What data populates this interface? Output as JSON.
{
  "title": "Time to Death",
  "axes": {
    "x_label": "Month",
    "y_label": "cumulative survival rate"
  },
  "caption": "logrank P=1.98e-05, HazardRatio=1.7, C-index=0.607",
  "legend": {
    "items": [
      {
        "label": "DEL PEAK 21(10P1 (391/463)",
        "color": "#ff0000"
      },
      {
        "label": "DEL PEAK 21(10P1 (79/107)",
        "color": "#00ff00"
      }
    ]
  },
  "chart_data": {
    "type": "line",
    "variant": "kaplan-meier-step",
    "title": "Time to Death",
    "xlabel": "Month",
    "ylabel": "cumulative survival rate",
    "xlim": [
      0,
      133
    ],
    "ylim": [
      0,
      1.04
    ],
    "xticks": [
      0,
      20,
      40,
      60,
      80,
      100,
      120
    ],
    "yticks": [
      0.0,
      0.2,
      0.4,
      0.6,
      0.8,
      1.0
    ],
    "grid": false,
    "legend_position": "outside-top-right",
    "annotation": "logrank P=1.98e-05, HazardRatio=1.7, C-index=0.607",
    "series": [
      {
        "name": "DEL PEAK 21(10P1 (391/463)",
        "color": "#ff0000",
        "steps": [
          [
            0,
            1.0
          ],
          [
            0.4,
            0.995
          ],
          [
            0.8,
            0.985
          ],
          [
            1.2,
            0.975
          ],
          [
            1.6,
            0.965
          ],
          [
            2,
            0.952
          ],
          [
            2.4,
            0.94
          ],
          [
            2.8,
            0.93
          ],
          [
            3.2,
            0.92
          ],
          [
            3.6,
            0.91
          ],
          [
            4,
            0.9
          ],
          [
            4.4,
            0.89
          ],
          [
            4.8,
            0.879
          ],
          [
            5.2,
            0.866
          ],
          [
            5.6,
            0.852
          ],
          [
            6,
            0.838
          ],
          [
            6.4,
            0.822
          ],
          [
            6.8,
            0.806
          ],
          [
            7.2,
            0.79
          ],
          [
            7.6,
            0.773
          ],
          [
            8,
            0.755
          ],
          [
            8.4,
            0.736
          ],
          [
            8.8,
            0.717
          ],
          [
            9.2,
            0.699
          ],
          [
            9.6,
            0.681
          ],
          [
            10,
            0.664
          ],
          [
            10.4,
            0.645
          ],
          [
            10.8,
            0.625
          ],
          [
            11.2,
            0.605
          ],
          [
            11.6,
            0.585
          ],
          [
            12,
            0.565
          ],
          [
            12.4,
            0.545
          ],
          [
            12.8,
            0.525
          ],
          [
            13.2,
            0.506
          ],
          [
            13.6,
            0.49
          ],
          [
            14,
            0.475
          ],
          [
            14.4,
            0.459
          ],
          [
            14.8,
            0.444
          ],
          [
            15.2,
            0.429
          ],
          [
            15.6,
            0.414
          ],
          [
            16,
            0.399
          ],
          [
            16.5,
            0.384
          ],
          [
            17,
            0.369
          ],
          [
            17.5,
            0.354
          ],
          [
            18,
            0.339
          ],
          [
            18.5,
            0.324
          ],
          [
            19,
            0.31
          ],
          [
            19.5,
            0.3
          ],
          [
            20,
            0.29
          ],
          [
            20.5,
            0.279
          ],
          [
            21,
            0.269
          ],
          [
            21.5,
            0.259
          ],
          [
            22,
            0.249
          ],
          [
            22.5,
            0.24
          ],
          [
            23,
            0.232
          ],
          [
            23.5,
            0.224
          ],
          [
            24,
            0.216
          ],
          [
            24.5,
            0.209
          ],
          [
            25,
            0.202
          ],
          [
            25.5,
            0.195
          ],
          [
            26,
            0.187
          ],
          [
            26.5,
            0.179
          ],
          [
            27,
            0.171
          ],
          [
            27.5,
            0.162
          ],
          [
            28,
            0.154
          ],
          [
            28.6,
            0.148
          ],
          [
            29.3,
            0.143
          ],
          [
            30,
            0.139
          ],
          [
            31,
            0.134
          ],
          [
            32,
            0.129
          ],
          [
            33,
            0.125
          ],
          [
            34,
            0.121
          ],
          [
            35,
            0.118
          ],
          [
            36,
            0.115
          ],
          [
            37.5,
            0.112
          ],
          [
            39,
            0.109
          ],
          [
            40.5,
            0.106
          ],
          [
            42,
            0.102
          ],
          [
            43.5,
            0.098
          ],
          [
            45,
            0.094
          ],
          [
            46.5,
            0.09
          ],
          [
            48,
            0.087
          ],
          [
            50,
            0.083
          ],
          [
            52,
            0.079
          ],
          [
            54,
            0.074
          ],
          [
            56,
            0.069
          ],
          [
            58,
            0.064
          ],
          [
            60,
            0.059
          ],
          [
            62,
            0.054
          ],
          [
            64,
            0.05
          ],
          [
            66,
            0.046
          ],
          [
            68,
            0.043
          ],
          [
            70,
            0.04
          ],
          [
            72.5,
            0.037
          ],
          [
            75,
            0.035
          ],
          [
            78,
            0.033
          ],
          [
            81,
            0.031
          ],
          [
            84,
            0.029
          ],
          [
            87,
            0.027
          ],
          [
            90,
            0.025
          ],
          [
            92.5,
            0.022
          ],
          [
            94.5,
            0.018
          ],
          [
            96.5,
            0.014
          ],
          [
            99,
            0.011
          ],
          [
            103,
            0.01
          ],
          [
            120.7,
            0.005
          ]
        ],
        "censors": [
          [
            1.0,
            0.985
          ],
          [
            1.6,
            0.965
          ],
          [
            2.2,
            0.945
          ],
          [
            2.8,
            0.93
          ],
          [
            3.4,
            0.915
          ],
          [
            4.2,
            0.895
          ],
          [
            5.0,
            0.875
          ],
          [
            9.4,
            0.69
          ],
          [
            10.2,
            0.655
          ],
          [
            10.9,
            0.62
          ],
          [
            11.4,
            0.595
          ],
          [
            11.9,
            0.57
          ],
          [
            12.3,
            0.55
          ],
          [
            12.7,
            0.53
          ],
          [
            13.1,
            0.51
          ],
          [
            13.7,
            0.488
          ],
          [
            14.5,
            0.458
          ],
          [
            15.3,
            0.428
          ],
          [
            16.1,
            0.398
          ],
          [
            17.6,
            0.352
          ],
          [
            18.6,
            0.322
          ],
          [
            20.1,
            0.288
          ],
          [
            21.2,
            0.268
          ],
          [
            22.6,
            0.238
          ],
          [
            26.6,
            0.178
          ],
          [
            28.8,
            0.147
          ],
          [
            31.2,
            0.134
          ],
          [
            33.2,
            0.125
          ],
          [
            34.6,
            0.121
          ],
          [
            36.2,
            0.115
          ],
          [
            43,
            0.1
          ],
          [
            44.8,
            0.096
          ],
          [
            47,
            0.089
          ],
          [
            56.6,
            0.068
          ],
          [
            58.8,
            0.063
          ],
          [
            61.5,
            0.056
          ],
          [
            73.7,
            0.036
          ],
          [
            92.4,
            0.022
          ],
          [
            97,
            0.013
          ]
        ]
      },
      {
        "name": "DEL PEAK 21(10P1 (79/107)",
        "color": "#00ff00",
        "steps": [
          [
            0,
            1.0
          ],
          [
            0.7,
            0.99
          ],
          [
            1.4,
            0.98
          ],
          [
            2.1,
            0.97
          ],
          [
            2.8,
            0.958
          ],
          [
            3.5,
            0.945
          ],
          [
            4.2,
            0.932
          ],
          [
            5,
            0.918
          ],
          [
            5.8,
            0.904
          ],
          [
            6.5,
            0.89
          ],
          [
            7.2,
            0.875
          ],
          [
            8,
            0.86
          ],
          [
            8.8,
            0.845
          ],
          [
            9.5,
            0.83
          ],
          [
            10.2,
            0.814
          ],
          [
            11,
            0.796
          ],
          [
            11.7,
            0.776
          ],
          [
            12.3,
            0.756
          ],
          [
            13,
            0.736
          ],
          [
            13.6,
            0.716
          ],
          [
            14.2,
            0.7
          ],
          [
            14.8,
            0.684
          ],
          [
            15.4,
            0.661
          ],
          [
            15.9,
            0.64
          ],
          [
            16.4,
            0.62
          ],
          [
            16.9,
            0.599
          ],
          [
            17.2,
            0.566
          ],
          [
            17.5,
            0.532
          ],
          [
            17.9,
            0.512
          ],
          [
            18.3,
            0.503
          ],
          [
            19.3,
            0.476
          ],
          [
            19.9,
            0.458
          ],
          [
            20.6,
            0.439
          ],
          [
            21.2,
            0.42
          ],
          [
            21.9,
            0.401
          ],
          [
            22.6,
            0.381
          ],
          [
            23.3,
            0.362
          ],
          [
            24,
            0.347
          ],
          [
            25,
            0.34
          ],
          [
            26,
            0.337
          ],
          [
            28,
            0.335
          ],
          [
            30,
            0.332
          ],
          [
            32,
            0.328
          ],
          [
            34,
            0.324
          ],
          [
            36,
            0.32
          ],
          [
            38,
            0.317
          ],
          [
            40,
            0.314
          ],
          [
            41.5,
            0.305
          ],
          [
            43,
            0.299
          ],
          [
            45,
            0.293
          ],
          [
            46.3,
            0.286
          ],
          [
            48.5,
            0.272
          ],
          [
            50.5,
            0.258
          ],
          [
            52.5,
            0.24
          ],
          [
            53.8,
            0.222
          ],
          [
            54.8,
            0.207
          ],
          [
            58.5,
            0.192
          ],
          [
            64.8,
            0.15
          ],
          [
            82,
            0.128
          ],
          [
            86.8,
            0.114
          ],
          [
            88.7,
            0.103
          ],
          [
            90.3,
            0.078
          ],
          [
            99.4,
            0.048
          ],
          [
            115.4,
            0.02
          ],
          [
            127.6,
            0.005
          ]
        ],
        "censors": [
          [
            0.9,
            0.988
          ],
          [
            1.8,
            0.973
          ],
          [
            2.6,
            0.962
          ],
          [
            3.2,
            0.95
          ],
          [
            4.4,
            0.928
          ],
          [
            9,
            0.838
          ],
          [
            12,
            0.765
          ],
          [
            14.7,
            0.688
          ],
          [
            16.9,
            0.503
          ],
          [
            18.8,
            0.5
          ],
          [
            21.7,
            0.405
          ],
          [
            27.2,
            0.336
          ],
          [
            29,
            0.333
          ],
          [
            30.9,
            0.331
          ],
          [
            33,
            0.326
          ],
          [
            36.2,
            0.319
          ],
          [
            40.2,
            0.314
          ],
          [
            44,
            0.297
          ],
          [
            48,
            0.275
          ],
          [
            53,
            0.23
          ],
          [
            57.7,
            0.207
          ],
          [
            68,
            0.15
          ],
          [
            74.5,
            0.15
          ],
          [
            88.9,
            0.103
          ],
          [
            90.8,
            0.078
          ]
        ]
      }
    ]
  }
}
* * * * * * * * *
▸ **SHORT EXERCISE**
Where a line above contains the string "title", copy that line.

▸ **WRITTEN RESPONSE**
  "title": "Time to Death",
    "title": "Time to Death",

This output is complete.